▶ [Task prompt]:
Your task is to repeat, word for word, the line containing "Read all visible content and emit it as JSON." and all lines that follow it to the end of the material, and no other lines.

Extracted data entries:
— START —
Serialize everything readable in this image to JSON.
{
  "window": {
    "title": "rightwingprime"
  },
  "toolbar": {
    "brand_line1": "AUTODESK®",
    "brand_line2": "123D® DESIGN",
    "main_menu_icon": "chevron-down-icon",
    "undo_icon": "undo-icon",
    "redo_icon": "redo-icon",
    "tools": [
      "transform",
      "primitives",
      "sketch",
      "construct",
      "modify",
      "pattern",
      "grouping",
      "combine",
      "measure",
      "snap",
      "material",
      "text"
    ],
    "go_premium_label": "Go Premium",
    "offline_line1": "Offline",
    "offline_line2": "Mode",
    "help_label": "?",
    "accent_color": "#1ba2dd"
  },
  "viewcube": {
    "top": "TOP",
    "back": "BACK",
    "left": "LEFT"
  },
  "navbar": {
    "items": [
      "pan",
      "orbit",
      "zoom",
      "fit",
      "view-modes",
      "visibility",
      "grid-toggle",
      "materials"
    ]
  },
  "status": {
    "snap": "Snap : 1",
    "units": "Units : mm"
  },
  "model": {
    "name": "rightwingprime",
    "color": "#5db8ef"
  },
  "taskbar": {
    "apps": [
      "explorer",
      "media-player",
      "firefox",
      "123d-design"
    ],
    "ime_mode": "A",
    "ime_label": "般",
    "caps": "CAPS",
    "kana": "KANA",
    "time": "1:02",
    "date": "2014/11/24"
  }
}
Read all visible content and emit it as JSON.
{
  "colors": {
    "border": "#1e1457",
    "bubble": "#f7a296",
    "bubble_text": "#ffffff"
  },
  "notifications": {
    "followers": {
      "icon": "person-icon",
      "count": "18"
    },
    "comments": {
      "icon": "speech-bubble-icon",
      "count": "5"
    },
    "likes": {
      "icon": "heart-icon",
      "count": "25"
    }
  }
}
— END —
▶ [Answer]:
Read all visible content and emit it as JSON.
{
  "colors": {
    "border": "#1e1457",
    "bubble": "#f7a296",
    "bubble_text": "#ffffff"
  },
  "notifications": {
    "followers": {
      "icon": "person-icon",
      "count": "18"
    },
    "comments": {
      "icon": "speech-bubble-icon",
      "count": "5"
    },
    "likes": {
      "icon": "heart-icon",
      "count": "25"
    }
  }
}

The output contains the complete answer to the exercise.